**Request:** Your task is to transcribe all of the data below exactly, omitting the images.

**Dataset:**
** START **
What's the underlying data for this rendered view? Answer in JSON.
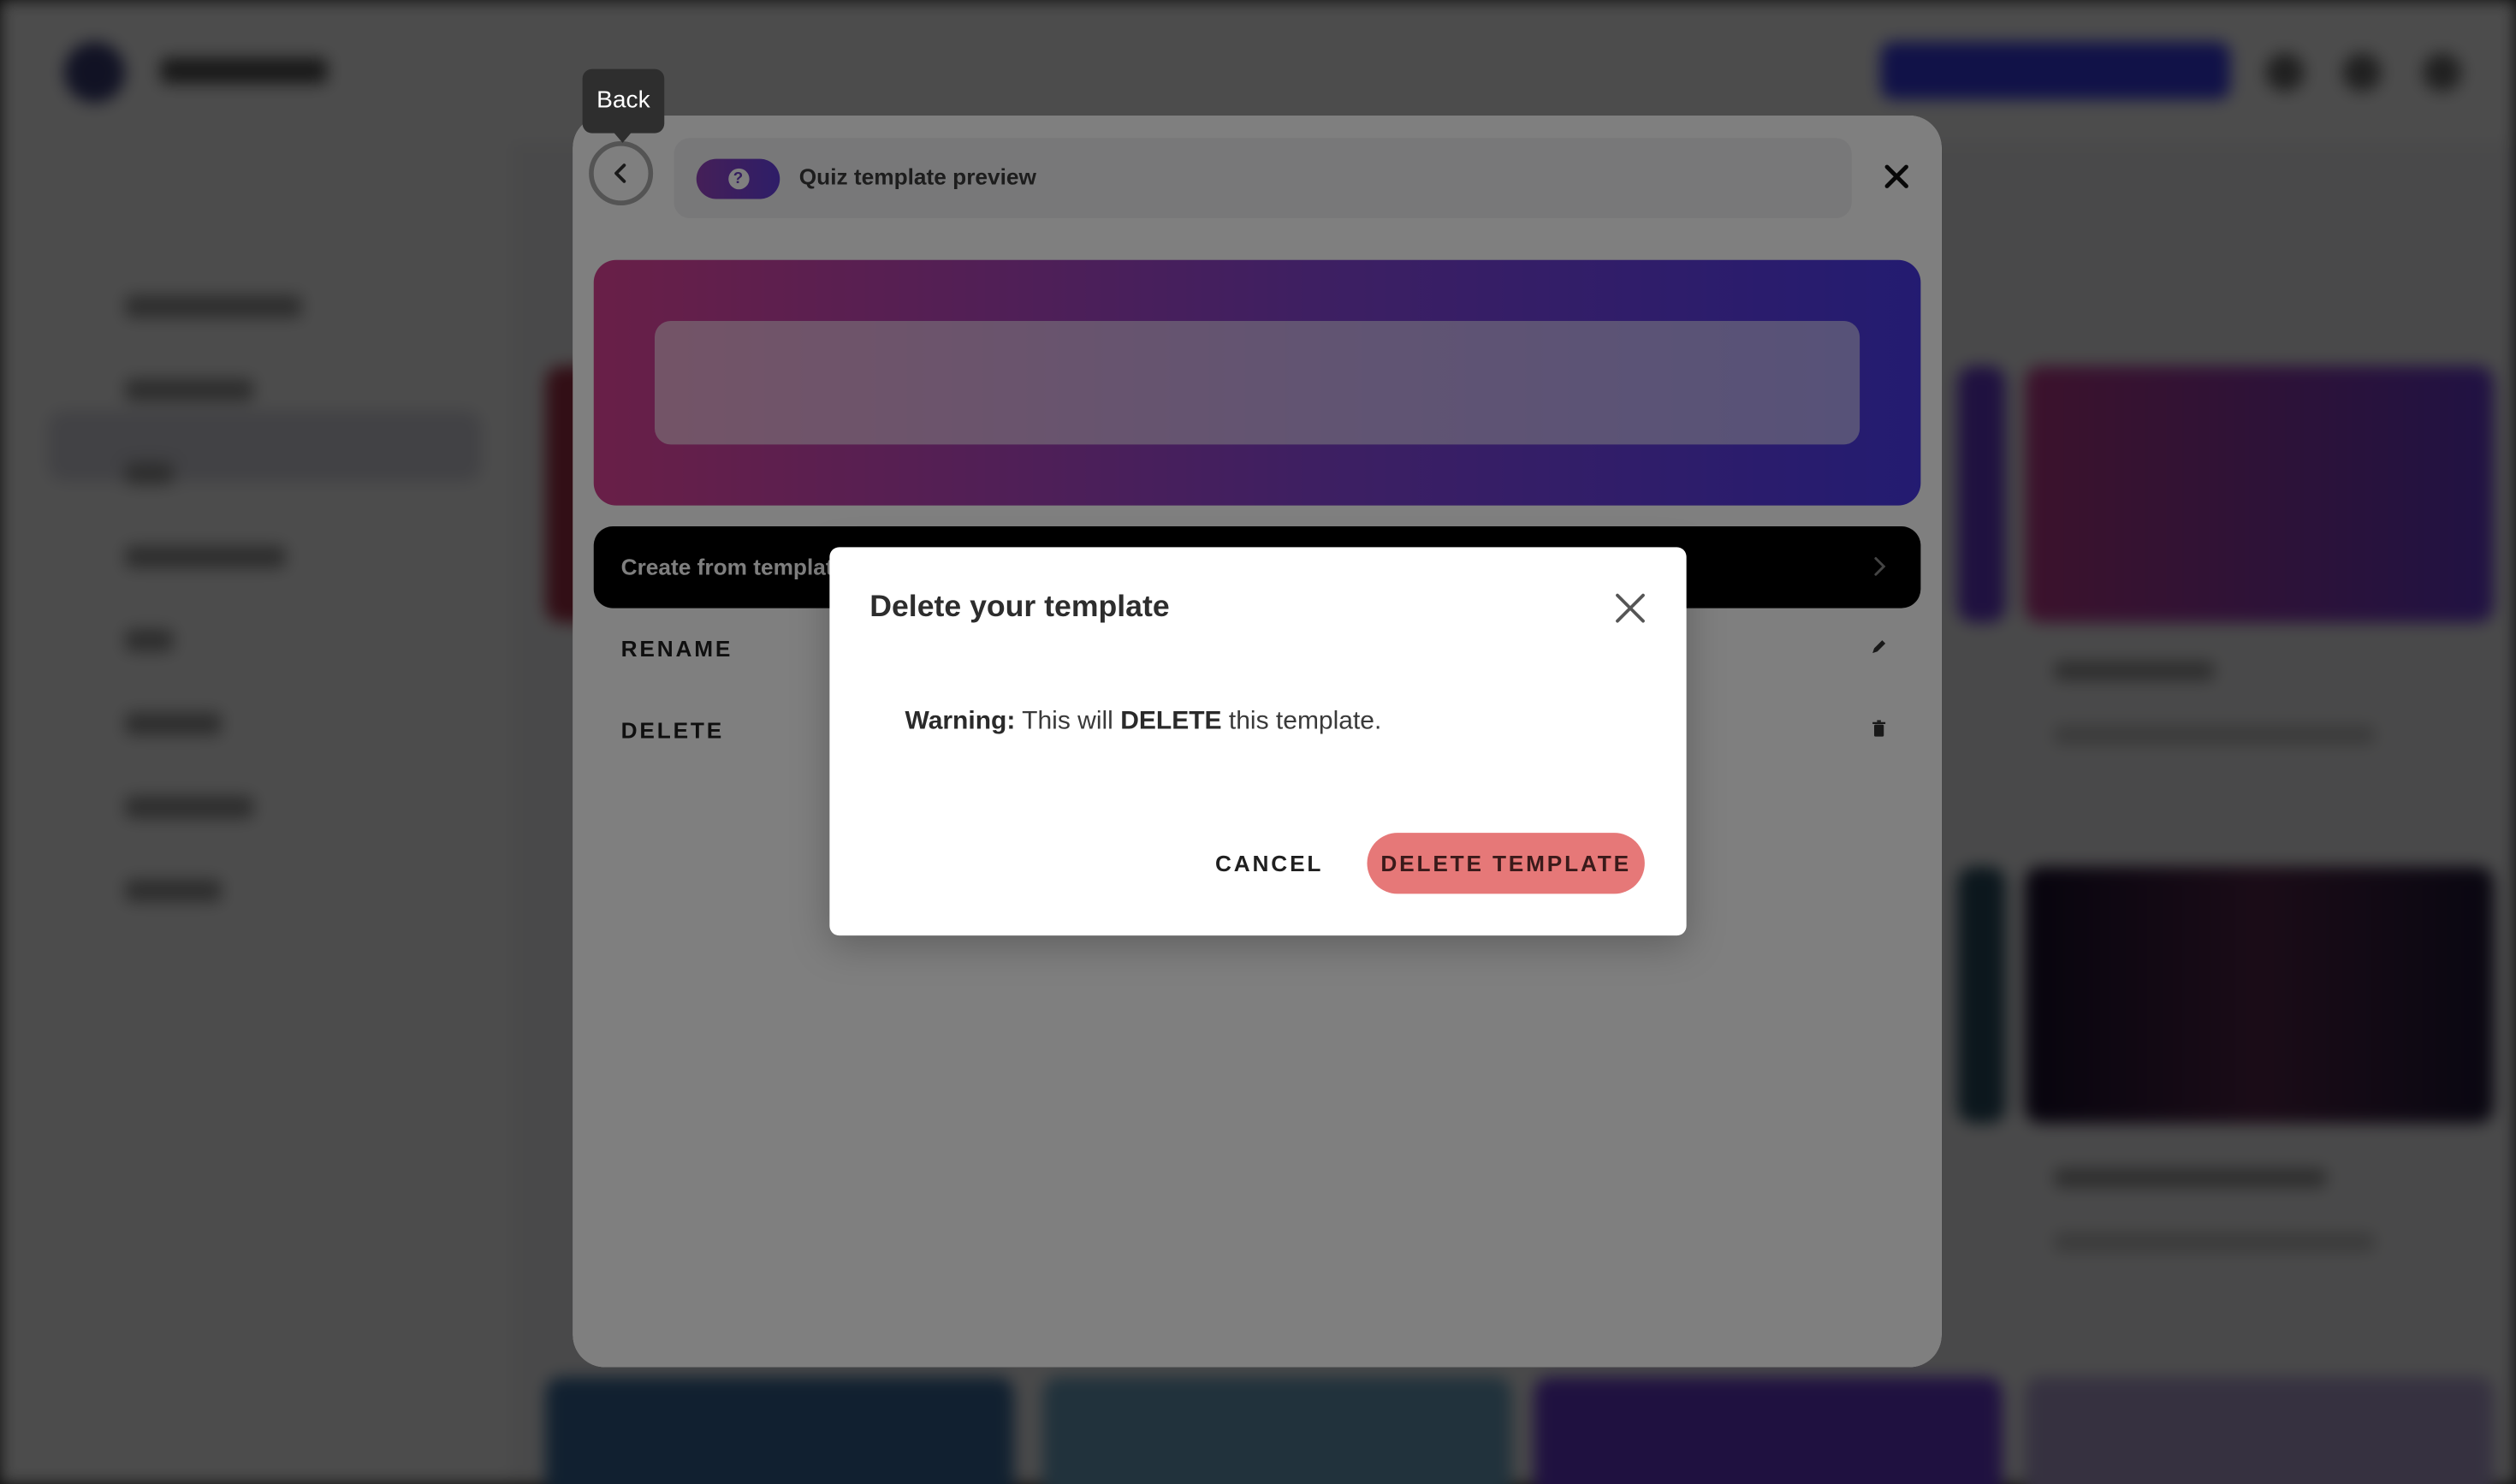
{
  "tooltip": {
    "text": "Back"
  },
  "preview": {
    "title": "Quiz template preview",
    "quiz_icon": "question-mark-icon",
    "create_label": "Create from template",
    "rename_label": "RENAME",
    "delete_label": "DELETE"
  },
  "dialog": {
    "title": "Delete your template",
    "warning_prefix": "Warning:",
    "warning_text_1": "This will",
    "warning_emphasis": "DELETE",
    "warning_text_2": "this template.",
    "cancel_label": "CANCEL",
    "confirm_label": "DELETE TEMPLATE"
  },
  "colors": {
    "confirm_button": "#e67878",
    "hero_gradient_start": "#d23f8f",
    "hero_gradient_end": "#4737e2",
    "create_button": "#000000"
  }
}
** END **
**Solution for this exercise:**
What's the underlying data for this rendered view? Answer in JSON.
{
  "tooltip": {
    "text": "Back"
  },
  "preview": {
    "title": "Quiz template preview",
    "quiz_icon": "question-mark-icon",
    "create_label": "Create from template",
    "rename_label": "RENAME",
    "delete_label": "DELETE"
  },
  "dialog": {
    "title": "Delete your template",
    "warning_prefix": "Warning:",
    "warning_text_1": "This will",
    "warning_emphasis": "DELETE",
    "warning_text_2": "this template.",
    "cancel_label": "CANCEL",
    "confirm_label": "DELETE TEMPLATE"
  },
  "colors": {
    "confirm_button": "#e67878",
    "hero_gradient_start": "#d23f8f",
    "hero_gradient_end": "#4737e2",
    "create_button": "#000000"
  }
}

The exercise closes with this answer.